::: ITEMS :::
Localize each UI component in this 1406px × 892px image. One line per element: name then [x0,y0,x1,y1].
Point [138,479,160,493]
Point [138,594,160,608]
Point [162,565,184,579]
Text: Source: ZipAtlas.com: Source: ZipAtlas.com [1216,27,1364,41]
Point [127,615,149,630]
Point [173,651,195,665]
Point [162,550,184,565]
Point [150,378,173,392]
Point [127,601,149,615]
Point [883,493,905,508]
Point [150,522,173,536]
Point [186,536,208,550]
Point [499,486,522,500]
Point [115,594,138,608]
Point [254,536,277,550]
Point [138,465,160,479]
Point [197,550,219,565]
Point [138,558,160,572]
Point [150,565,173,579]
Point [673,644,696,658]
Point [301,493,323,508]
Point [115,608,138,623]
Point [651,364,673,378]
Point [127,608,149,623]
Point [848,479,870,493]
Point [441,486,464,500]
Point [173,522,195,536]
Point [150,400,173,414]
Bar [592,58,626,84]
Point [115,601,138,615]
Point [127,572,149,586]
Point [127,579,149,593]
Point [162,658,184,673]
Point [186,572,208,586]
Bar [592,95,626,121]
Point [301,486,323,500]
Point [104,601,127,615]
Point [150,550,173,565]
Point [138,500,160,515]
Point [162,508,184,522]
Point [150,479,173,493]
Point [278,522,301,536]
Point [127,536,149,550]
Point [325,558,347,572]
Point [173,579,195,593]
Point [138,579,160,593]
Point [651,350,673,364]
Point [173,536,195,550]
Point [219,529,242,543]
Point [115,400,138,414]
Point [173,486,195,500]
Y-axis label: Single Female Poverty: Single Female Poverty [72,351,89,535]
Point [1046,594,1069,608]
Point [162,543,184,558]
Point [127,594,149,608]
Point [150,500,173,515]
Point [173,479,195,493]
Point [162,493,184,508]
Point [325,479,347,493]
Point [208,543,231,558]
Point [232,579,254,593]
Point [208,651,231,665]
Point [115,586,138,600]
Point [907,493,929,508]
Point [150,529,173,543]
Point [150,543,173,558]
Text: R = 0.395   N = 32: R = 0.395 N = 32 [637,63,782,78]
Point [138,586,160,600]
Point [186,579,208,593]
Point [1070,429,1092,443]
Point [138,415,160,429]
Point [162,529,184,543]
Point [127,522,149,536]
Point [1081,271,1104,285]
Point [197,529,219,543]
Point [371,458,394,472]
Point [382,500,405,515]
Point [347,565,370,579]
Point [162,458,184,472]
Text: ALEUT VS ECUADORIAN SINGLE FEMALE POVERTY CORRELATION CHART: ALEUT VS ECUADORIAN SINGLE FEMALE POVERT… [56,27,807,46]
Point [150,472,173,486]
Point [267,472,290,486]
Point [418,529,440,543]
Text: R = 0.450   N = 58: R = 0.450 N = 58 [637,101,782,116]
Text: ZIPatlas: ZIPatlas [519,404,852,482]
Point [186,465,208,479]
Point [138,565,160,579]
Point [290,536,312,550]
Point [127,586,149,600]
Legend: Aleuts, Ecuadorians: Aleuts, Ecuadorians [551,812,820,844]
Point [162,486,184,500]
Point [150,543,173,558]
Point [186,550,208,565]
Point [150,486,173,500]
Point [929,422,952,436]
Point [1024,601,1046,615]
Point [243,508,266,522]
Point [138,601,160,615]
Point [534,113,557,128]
:::
DIRECTIVE → Write these items as a numbered list, leaving out the blank lines.

REPLY TO THE TASK →
1. Localize each UI component in this 1406px × 892px image. One line per element: name then [x0,y0,x1,y1].
2. Point [138,479,160,493]
3. Point [138,594,160,608]
4. Point [162,565,184,579]
5. Text: Source: ZipAtlas.com: Source: ZipAtlas.com [1216,27,1364,41]
6. Point [127,615,149,630]
7. Point [173,651,195,665]
8. Point [162,550,184,565]
9. Point [150,378,173,392]
10. Point [127,601,149,615]
11. Point [883,493,905,508]
12. Point [150,522,173,536]
13. Point [186,536,208,550]
14. Point [499,486,522,500]
15. Point [115,594,138,608]
16. Point [254,536,277,550]
17. Point [138,465,160,479]
18. Point [197,550,219,565]
19. Point [138,558,160,572]
20. Point [150,565,173,579]
21. Point [673,644,696,658]
22. Point [301,493,323,508]
23. Point [115,608,138,623]
24. Point [651,364,673,378]
25. Point [127,608,149,623]
26. Point [848,479,870,493]
27. Point [441,486,464,500]
28. Point [173,522,195,536]
29. Point [150,400,173,414]
30. Bar [592,58,626,84]
31. Point [115,601,138,615]
32. Point [127,572,149,586]
33. Point [127,579,149,593]
34. Point [162,658,184,673]
35. Point [186,572,208,586]
36. Bar [592,95,626,121]
37. Point [301,486,323,500]
38. Point [104,601,127,615]
39. Point [150,550,173,565]
40. Point [138,500,160,515]
41. Point [162,508,184,522]
42. Point [150,479,173,493]
43. Point [278,522,301,536]
44. Point [127,536,149,550]
45. Point [325,558,347,572]
46. Point [173,579,195,593]
47. Point [138,579,160,593]
48. Point [651,350,673,364]
49. Point [173,536,195,550]
50. Point [219,529,242,543]
51. Point [115,400,138,414]
52. Point [173,486,195,500]
53. Y-axis label: Single Female Poverty: Single Female Poverty [72,351,89,535]
54. Point [1046,594,1069,608]
55. Point [162,543,184,558]
56. Point [127,594,149,608]
57. Point [150,500,173,515]
58. Point [173,479,195,493]
59. Point [162,493,184,508]
60. Point [325,479,347,493]
61. Point [208,543,231,558]
62. Point [232,579,254,593]
63. Point [208,651,231,665]
64. Point [115,586,138,600]
65. Point [907,493,929,508]
66. Point [150,529,173,543]
67. Point [150,543,173,558]
68. Text: R = 0.395   N = 32: R = 0.395 N = 32 [637,63,782,78]
69. Point [138,586,160,600]
70. Point [186,579,208,593]
71. Point [1070,429,1092,443]
72. Point [138,415,160,429]
73. Point [162,529,184,543]
74. Point [127,522,149,536]
75. Point [1081,271,1104,285]
76. Point [197,529,219,543]
77. Point [371,458,394,472]
78. Point [382,500,405,515]
79. Point [347,565,370,579]
80. Point [162,458,184,472]
81. Text: ALEUT VS ECUADORIAN SINGLE FEMALE POVERTY CORRELATION CHART: ALEUT VS ECUADORIAN SINGLE FEMALE POVERT… [56,27,807,46]
82. Point [150,472,173,486]
83. Point [267,472,290,486]
84. Point [418,529,440,543]
85. Text: R = 0.450   N = 58: R = 0.450 N = 58 [637,101,782,116]
86. Text: ZIPatlas: ZIPatlas [519,404,852,482]
87. Point [186,465,208,479]
88. Point [138,565,160,579]
89. Point [290,536,312,550]
90. Point [127,586,149,600]
91. Legend: Aleuts, Ecuadorians: Aleuts, Ecuadorians [551,812,820,844]
92. Point [162,486,184,500]
93. Point [150,543,173,558]
94. Point [186,550,208,565]
95. Point [150,486,173,500]
96. Point [929,422,952,436]
97. Point [1024,601,1046,615]
98. Point [243,508,266,522]
99. Point [138,601,160,615]
100. Point [534,113,557,128]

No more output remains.